GIVEN DATA
# # # #
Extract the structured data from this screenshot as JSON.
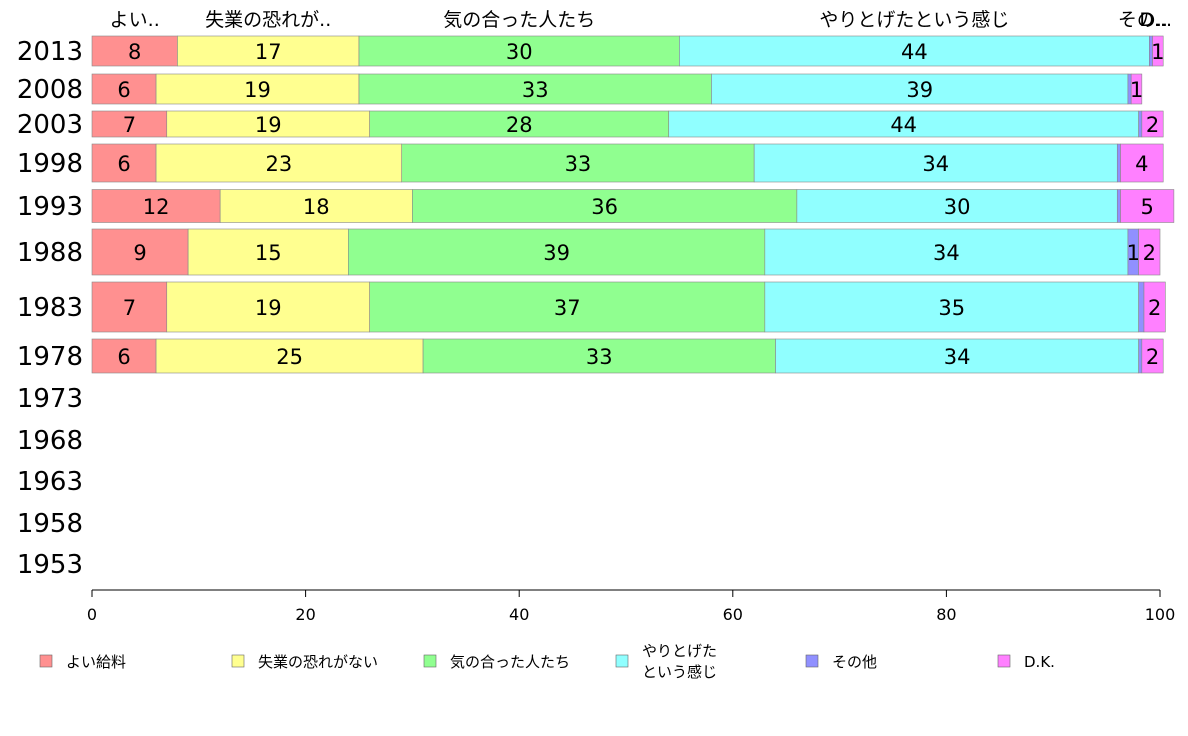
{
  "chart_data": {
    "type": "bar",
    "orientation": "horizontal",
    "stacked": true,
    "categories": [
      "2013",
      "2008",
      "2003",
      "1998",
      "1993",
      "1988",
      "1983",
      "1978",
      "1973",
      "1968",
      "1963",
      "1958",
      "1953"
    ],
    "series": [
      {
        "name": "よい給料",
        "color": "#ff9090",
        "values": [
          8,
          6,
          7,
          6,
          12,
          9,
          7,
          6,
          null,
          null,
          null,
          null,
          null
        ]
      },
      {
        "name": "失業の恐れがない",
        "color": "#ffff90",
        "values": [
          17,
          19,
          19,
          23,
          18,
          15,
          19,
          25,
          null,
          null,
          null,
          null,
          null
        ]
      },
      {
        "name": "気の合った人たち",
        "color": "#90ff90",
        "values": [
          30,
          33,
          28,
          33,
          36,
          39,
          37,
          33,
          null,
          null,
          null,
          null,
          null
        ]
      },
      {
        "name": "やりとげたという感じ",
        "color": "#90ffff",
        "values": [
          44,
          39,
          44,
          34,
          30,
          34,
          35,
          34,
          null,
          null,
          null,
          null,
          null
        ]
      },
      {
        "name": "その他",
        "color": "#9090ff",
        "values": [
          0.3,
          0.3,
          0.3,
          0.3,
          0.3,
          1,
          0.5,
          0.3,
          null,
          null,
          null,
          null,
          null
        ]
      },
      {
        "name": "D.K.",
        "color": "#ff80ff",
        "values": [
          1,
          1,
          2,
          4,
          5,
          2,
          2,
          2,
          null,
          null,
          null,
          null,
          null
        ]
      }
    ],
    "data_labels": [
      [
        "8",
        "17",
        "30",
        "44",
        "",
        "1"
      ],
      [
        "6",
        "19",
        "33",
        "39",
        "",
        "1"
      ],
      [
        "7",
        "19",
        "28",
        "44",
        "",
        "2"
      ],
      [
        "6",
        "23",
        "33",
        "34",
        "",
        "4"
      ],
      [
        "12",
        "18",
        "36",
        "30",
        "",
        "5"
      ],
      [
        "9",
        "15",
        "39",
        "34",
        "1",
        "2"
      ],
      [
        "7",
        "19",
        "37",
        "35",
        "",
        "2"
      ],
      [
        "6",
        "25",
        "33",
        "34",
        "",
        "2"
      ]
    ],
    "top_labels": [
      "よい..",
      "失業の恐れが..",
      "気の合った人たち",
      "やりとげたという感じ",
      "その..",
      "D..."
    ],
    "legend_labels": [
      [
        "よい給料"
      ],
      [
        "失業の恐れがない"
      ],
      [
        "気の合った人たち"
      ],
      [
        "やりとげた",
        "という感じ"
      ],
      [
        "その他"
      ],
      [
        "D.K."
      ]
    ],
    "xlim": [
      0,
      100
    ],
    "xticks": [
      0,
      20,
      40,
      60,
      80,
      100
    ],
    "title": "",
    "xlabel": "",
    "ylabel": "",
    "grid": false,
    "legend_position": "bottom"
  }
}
# # # #
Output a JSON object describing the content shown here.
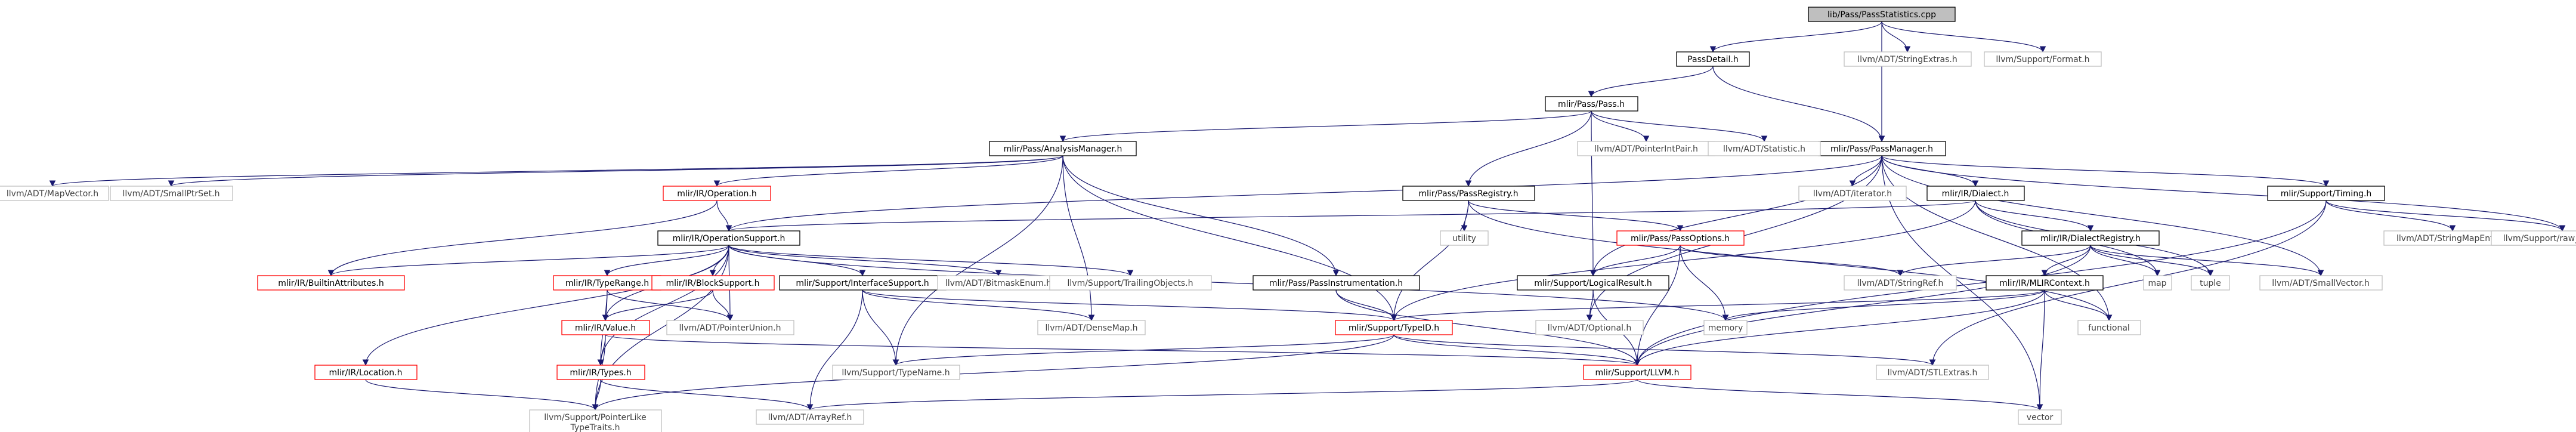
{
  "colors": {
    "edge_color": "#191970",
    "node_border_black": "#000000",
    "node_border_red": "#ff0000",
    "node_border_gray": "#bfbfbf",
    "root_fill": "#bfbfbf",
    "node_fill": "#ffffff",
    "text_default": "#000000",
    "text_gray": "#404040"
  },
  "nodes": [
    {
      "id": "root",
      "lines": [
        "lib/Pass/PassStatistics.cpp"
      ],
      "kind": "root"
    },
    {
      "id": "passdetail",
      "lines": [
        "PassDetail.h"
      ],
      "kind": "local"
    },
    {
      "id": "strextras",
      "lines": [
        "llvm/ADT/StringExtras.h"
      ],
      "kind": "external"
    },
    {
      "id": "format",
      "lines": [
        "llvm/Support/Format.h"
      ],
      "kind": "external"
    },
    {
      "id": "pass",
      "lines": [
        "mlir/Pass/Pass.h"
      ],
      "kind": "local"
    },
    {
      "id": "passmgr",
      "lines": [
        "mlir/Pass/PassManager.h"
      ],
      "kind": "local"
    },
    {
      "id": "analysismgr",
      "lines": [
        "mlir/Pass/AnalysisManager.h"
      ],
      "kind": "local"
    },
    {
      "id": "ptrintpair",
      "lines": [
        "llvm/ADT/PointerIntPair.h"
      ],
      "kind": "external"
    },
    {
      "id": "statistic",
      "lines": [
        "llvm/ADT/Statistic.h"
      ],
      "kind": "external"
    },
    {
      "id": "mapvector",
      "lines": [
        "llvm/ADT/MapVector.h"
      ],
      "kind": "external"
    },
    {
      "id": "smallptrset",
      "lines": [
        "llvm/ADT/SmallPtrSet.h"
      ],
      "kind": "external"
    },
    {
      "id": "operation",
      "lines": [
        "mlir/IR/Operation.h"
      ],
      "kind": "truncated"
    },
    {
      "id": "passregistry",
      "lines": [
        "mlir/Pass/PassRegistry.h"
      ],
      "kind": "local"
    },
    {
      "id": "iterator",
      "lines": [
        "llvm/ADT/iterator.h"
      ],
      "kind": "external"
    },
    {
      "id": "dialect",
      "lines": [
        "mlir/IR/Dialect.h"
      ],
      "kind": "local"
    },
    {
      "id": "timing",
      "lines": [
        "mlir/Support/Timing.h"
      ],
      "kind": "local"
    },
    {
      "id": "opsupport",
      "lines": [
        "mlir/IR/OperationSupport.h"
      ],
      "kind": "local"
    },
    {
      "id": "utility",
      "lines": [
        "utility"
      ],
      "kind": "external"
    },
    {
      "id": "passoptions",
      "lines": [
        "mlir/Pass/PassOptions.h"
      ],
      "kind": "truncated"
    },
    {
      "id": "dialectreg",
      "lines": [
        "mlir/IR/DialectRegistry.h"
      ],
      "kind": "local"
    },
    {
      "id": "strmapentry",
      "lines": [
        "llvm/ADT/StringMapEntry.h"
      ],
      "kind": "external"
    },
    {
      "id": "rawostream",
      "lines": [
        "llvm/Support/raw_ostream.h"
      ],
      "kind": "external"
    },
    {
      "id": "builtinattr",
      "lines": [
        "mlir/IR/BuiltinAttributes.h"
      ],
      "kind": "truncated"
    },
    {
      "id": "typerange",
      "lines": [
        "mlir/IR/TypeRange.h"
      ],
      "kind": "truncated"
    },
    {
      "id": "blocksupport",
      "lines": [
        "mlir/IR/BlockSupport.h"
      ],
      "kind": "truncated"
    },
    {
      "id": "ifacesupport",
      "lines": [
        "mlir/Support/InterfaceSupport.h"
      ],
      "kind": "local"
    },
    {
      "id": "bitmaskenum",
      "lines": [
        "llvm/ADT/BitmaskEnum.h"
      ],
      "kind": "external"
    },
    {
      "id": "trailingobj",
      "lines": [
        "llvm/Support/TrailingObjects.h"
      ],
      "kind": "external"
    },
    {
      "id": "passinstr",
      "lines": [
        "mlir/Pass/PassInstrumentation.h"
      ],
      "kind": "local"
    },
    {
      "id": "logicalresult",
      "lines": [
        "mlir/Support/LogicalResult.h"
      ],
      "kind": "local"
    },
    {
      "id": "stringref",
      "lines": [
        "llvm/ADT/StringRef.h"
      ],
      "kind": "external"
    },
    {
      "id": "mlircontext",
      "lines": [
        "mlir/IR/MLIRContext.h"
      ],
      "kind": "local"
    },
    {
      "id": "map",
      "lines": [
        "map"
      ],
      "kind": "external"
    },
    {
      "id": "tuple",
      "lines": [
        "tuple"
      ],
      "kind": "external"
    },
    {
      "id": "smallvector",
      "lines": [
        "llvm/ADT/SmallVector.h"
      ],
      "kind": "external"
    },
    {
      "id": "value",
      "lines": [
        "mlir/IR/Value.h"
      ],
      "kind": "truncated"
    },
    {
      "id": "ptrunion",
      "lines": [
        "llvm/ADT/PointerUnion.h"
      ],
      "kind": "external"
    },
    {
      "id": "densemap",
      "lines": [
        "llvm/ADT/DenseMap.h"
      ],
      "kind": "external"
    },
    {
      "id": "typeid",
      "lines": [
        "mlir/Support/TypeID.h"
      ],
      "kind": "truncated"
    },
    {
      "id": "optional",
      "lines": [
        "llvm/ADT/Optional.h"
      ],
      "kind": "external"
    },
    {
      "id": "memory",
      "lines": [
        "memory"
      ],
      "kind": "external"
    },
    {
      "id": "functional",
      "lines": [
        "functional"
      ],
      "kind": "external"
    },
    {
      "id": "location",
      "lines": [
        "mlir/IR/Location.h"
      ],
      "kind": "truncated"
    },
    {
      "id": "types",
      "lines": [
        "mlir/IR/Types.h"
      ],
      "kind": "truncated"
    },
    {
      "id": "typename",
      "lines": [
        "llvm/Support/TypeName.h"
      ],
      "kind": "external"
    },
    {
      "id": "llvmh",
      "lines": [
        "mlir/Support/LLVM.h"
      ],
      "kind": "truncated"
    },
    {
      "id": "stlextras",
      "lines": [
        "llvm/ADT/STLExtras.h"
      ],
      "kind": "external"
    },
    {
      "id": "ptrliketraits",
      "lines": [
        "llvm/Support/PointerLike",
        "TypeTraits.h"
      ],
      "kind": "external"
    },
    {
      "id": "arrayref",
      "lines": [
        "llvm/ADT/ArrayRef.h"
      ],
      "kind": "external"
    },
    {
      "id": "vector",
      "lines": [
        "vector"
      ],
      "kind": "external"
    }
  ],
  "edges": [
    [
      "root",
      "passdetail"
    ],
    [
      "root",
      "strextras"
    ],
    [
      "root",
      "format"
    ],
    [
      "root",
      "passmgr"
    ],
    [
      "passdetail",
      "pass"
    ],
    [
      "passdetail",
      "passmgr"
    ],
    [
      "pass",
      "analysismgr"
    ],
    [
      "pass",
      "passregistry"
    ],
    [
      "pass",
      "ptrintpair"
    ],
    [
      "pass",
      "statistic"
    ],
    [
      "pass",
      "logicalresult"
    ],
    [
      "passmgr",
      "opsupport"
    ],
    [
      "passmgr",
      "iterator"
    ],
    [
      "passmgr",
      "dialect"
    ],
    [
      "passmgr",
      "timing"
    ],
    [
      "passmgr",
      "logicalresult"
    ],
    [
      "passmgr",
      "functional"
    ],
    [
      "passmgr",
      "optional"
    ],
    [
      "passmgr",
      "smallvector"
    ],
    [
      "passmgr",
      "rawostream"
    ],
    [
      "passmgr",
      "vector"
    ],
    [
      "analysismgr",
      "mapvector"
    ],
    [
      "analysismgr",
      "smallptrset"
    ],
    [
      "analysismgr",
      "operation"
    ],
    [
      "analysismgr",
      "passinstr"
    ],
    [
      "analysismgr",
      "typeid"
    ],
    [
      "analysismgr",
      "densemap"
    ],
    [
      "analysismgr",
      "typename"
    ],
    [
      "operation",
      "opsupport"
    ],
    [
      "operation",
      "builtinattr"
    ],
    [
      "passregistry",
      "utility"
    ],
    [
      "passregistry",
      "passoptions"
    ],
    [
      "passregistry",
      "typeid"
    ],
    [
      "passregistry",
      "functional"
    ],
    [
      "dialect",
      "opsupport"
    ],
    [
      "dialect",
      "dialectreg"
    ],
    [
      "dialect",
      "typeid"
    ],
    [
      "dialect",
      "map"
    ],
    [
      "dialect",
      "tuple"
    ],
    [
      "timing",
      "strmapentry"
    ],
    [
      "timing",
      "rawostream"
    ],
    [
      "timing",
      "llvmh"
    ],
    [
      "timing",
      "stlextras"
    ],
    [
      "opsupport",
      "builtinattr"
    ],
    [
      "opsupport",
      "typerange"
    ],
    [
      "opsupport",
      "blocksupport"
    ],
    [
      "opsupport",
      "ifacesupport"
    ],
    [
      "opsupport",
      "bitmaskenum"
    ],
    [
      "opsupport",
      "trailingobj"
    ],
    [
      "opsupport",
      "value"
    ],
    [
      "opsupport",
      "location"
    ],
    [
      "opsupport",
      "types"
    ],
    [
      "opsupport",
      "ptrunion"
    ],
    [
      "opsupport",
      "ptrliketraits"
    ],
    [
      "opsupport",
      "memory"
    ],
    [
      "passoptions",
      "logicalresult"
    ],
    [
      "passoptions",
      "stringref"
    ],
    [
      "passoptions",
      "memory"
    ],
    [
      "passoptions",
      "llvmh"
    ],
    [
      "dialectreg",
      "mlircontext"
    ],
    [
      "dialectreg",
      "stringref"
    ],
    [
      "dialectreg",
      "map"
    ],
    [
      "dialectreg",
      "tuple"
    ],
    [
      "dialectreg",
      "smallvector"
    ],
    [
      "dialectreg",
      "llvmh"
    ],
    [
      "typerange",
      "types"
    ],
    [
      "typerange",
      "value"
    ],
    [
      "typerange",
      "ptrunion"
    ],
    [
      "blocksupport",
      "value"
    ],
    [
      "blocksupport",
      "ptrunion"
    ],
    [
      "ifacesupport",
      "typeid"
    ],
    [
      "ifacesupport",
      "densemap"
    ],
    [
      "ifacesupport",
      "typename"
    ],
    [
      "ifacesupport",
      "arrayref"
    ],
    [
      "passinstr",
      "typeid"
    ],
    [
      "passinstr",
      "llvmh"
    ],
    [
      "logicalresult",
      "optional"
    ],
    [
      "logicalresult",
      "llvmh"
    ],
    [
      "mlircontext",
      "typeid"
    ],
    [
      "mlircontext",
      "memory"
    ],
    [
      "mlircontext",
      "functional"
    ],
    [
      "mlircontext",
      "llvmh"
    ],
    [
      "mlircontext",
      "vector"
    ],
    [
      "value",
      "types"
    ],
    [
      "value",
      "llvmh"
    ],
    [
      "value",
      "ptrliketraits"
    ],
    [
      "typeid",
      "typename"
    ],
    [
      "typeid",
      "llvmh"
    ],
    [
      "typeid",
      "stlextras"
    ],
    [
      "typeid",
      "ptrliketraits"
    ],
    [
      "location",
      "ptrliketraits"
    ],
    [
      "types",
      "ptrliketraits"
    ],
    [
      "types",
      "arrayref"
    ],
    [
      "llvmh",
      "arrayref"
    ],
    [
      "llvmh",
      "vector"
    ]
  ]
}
# # # #
EXERCISE DIRECTIONS
Collect every line with the string "bfbfbf" from the records, and copy each.

OUTPUT BELOW
    "node_border_gray": "#bfbfbf",
    "root_fill": "#bfbfbf",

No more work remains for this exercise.